• **Short problem**
Filter the entries and keep only the lines where the string "Owner" appears.

Figure record extracts
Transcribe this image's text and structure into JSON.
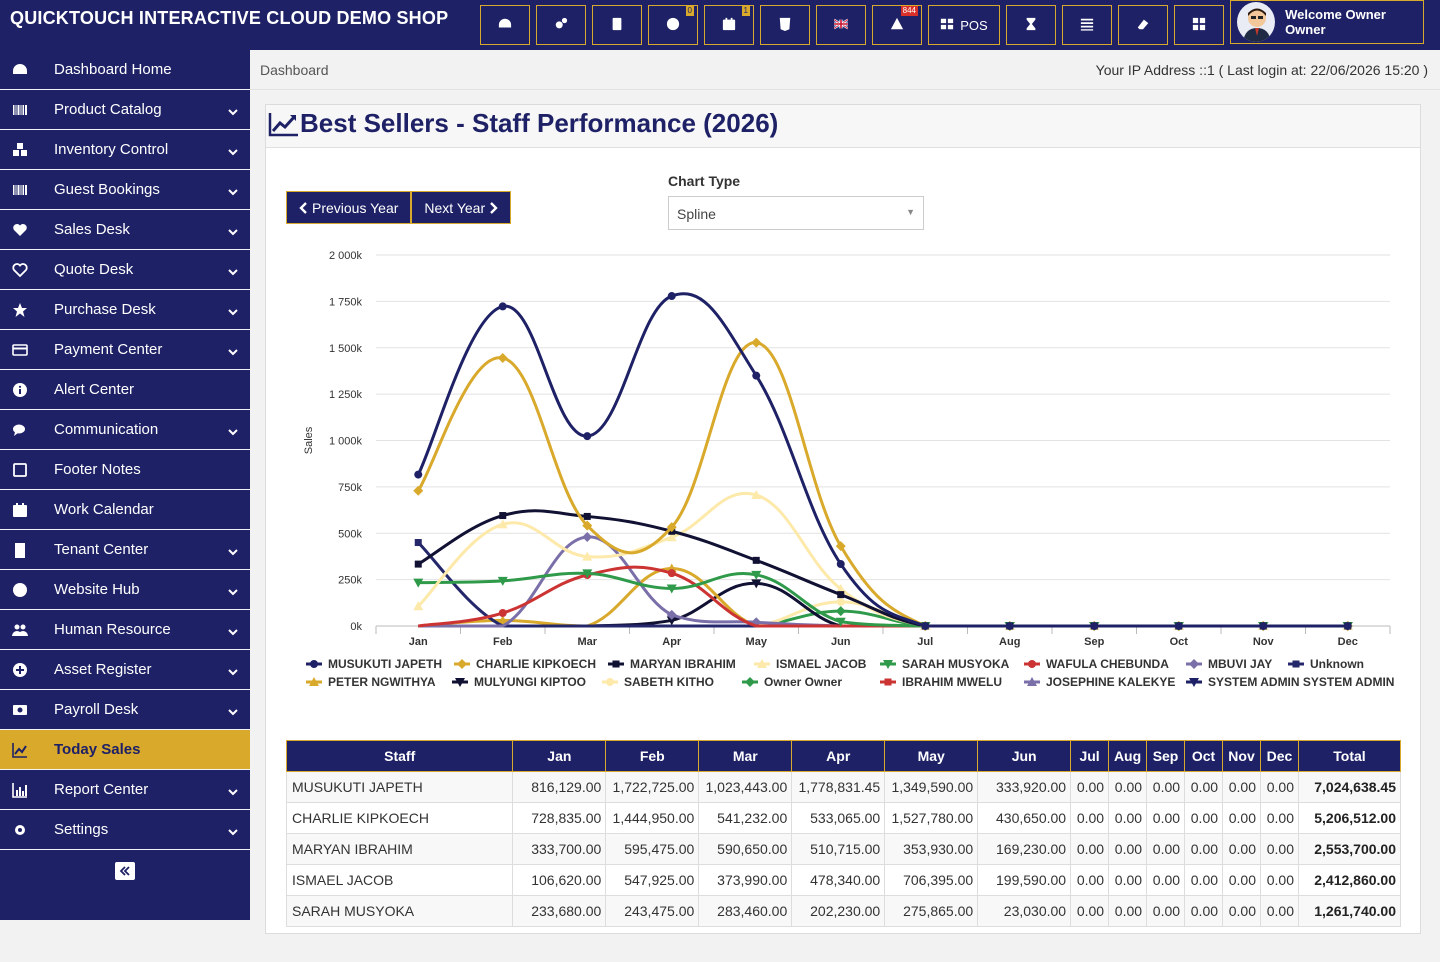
{
  "app": {
    "brand": "QUICKTOUCH INTERACTIVE CLOUD DEMO SHOP"
  },
  "topbar": {
    "buttons": [
      {
        "icon": "dashboard-icon",
        "label": "",
        "badge": ""
      },
      {
        "icon": "cogs-icon",
        "label": "",
        "badge": ""
      },
      {
        "icon": "calculator-icon",
        "label": "",
        "badge": ""
      },
      {
        "icon": "info-icon",
        "label": "",
        "badge": "0"
      },
      {
        "icon": "calendar-icon",
        "label": "",
        "badge": "1"
      },
      {
        "icon": "css3-icon",
        "label": "",
        "badge": ""
      },
      {
        "icon": "uk-flag-icon",
        "label": "",
        "badge": ""
      },
      {
        "icon": "warning-icon",
        "label": "",
        "badge": "844"
      },
      {
        "icon": "pos-grid-icon",
        "label": "POS",
        "badge": ""
      },
      {
        "icon": "hourglass-icon",
        "label": "",
        "badge": ""
      },
      {
        "icon": "list-icon",
        "label": "",
        "badge": ""
      },
      {
        "icon": "eraser-icon",
        "label": "",
        "badge": ""
      },
      {
        "icon": "windows-icon",
        "label": "",
        "badge": ""
      }
    ],
    "welcome": "Welcome Owner Owner"
  },
  "sidebar": {
    "items": [
      {
        "label": "Dashboard Home",
        "icon": "dashboard-icon",
        "chevron": false
      },
      {
        "label": "Product Catalog",
        "icon": "barcode-icon",
        "chevron": true
      },
      {
        "label": "Inventory Control",
        "icon": "cubes-icon",
        "chevron": true
      },
      {
        "label": "Guest Bookings",
        "icon": "barcode-icon",
        "chevron": true
      },
      {
        "label": "Sales Desk",
        "icon": "heart-icon",
        "chevron": true
      },
      {
        "label": "Quote Desk",
        "icon": "heart-outline-icon",
        "chevron": true
      },
      {
        "label": "Purchase Desk",
        "icon": "star-icon",
        "chevron": true
      },
      {
        "label": "Payment Center",
        "icon": "credit-card-icon",
        "chevron": true
      },
      {
        "label": "Alert Center",
        "icon": "info-circle-icon",
        "chevron": false
      },
      {
        "label": "Communication",
        "icon": "comments-icon",
        "chevron": true
      },
      {
        "label": "Footer Notes",
        "icon": "square-icon",
        "chevron": false
      },
      {
        "label": "Work Calendar",
        "icon": "calendar-icon",
        "chevron": false
      },
      {
        "label": "Tenant Center",
        "icon": "building-icon",
        "chevron": true
      },
      {
        "label": "Website Hub",
        "icon": "globe-icon",
        "chevron": true
      },
      {
        "label": "Human Resource",
        "icon": "users-icon",
        "chevron": true
      },
      {
        "label": "Asset Register",
        "icon": "plus-circle-icon",
        "chevron": true
      },
      {
        "label": "Payroll Desk",
        "icon": "money-icon",
        "chevron": true
      },
      {
        "label": "Today Sales",
        "icon": "line-chart-icon",
        "chevron": false,
        "active": true
      },
      {
        "label": "Report Center",
        "icon": "bar-chart-icon",
        "chevron": true
      },
      {
        "label": "Settings",
        "icon": "gear-icon",
        "chevron": true
      }
    ]
  },
  "breadcrumb": "Dashboard",
  "ip_info": "Your IP Address ::1 ( Last login at: 22/06/2026 15:20 )",
  "panel": {
    "title": "Best Sellers - Staff Performance (2026)",
    "prev_year": "Previous Year",
    "next_year": "Next Year",
    "chart_type_label": "Chart Type",
    "chart_type_value": "Spline"
  },
  "chart_data": {
    "type": "line",
    "ylabel": "Sales",
    "ylim": [
      0,
      2000000
    ],
    "yticks": [
      "0k",
      "250k",
      "500k",
      "750k",
      "1 000k",
      "1 250k",
      "1 500k",
      "1 750k",
      "2 000k"
    ],
    "categories": [
      "Jan",
      "Feb",
      "Mar",
      "Apr",
      "May",
      "Jun",
      "Jul",
      "Aug",
      "Sep",
      "Oct",
      "Nov",
      "Dec"
    ],
    "series": [
      {
        "name": "MUSUKUTI JAPETH",
        "color": "#1e2166",
        "marker": "circle",
        "values": [
          816129,
          1722725,
          1023443,
          1778831.45,
          1349590,
          333920,
          0,
          0,
          0,
          0,
          0,
          0
        ]
      },
      {
        "name": "CHARLIE KIPKOECH",
        "color": "#d9a92b",
        "marker": "diamond",
        "values": [
          728835,
          1444950,
          541232,
          533065,
          1527780,
          430650,
          0,
          0,
          0,
          0,
          0,
          0
        ]
      },
      {
        "name": "MARYAN IBRAHIM",
        "color": "#111133",
        "marker": "square",
        "values": [
          333700,
          595475,
          590650,
          510715,
          353930,
          169230,
          0,
          0,
          0,
          0,
          0,
          0
        ]
      },
      {
        "name": "ISMAEL JACOB",
        "color": "#fde9a9",
        "marker": "triangle",
        "values": [
          106620,
          547925,
          373990,
          478340,
          706395,
          199590,
          0,
          0,
          0,
          0,
          0,
          0
        ]
      },
      {
        "name": "SARAH MUSYOKA",
        "color": "#2f9a4a",
        "marker": "triangle-down",
        "values": [
          233680,
          243475,
          283460,
          202230,
          275865,
          23030,
          0,
          0,
          0,
          0,
          0,
          0
        ]
      },
      {
        "name": "WAFULA CHEBUNDA",
        "color": "#cc3333",
        "marker": "circle",
        "values": [
          0,
          70000,
          275000,
          285000,
          0,
          0,
          0,
          0,
          0,
          0,
          0,
          0
        ]
      },
      {
        "name": "MBUVI JAY",
        "color": "#7a6fa8",
        "marker": "diamond",
        "values": [
          0,
          0,
          480000,
          60000,
          20000,
          0,
          0,
          0,
          0,
          0,
          0,
          0
        ]
      },
      {
        "name": "Unknown",
        "color": "#25276b",
        "marker": "square",
        "values": [
          450000,
          0,
          0,
          0,
          0,
          0,
          0,
          0,
          0,
          0,
          0,
          0
        ]
      },
      {
        "name": "PETER NGWITHYA",
        "color": "#d9a92b",
        "marker": "triangle",
        "values": [
          0,
          30000,
          0,
          310000,
          0,
          0,
          0,
          0,
          0,
          0,
          0,
          0
        ]
      },
      {
        "name": "MULYUNGI KIPTOO",
        "color": "#111133",
        "marker": "triangle-down",
        "values": [
          0,
          0,
          0,
          30000,
          230000,
          0,
          0,
          0,
          0,
          0,
          0,
          0
        ]
      },
      {
        "name": "SABETH KITHO",
        "color": "#fde9a9",
        "marker": "circle",
        "values": [
          0,
          0,
          0,
          0,
          0,
          130000,
          0,
          0,
          0,
          0,
          0,
          0
        ]
      },
      {
        "name": "Owner Owner",
        "color": "#2f9a4a",
        "marker": "diamond",
        "values": [
          0,
          0,
          0,
          0,
          0,
          80000,
          0,
          0,
          0,
          0,
          0,
          0
        ]
      },
      {
        "name": "IBRAHIM MWELU",
        "color": "#cc3333",
        "marker": "square",
        "values": [
          0,
          0,
          0,
          0,
          0,
          0,
          0,
          0,
          0,
          0,
          0,
          0
        ]
      },
      {
        "name": "JOSEPHINE KALEKYE",
        "color": "#7a6fa8",
        "marker": "triangle",
        "values": [
          0,
          0,
          0,
          0,
          0,
          0,
          0,
          0,
          0,
          0,
          0,
          0
        ]
      },
      {
        "name": "SYSTEM ADMIN SYSTEM ADMIN",
        "color": "#1e2166",
        "marker": "triangle-down",
        "values": [
          0,
          0,
          0,
          0,
          0,
          0,
          0,
          0,
          0,
          0,
          0,
          0
        ]
      }
    ],
    "legend": "bottom"
  },
  "table": {
    "headers": [
      "Staff",
      "Jan",
      "Feb",
      "Mar",
      "Apr",
      "May",
      "Jun",
      "Jul",
      "Aug",
      "Sep",
      "Oct",
      "Nov",
      "Dec",
      "Total"
    ],
    "rows": [
      [
        "MUSUKUTI JAPETH",
        "816,129.00",
        "1,722,725.00",
        "1,023,443.00",
        "1,778,831.45",
        "1,349,590.00",
        "333,920.00",
        "0.00",
        "0.00",
        "0.00",
        "0.00",
        "0.00",
        "0.00",
        "7,024,638.45"
      ],
      [
        "CHARLIE KIPKOECH",
        "728,835.00",
        "1,444,950.00",
        "541,232.00",
        "533,065.00",
        "1,527,780.00",
        "430,650.00",
        "0.00",
        "0.00",
        "0.00",
        "0.00",
        "0.00",
        "0.00",
        "5,206,512.00"
      ],
      [
        "MARYAN IBRAHIM",
        "333,700.00",
        "595,475.00",
        "590,650.00",
        "510,715.00",
        "353,930.00",
        "169,230.00",
        "0.00",
        "0.00",
        "0.00",
        "0.00",
        "0.00",
        "0.00",
        "2,553,700.00"
      ],
      [
        "ISMAEL JACOB",
        "106,620.00",
        "547,925.00",
        "373,990.00",
        "478,340.00",
        "706,395.00",
        "199,590.00",
        "0.00",
        "0.00",
        "0.00",
        "0.00",
        "0.00",
        "0.00",
        "2,412,860.00"
      ],
      [
        "SARAH MUSYOKA",
        "233,680.00",
        "243,475.00",
        "283,460.00",
        "202,230.00",
        "275,865.00",
        "23,030.00",
        "0.00",
        "0.00",
        "0.00",
        "0.00",
        "0.00",
        "0.00",
        "1,261,740.00"
      ]
    ]
  }
}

• **Result of the exercise**
    "welcome": "Welcome Owner Owner"
        "name": "Owner Owner",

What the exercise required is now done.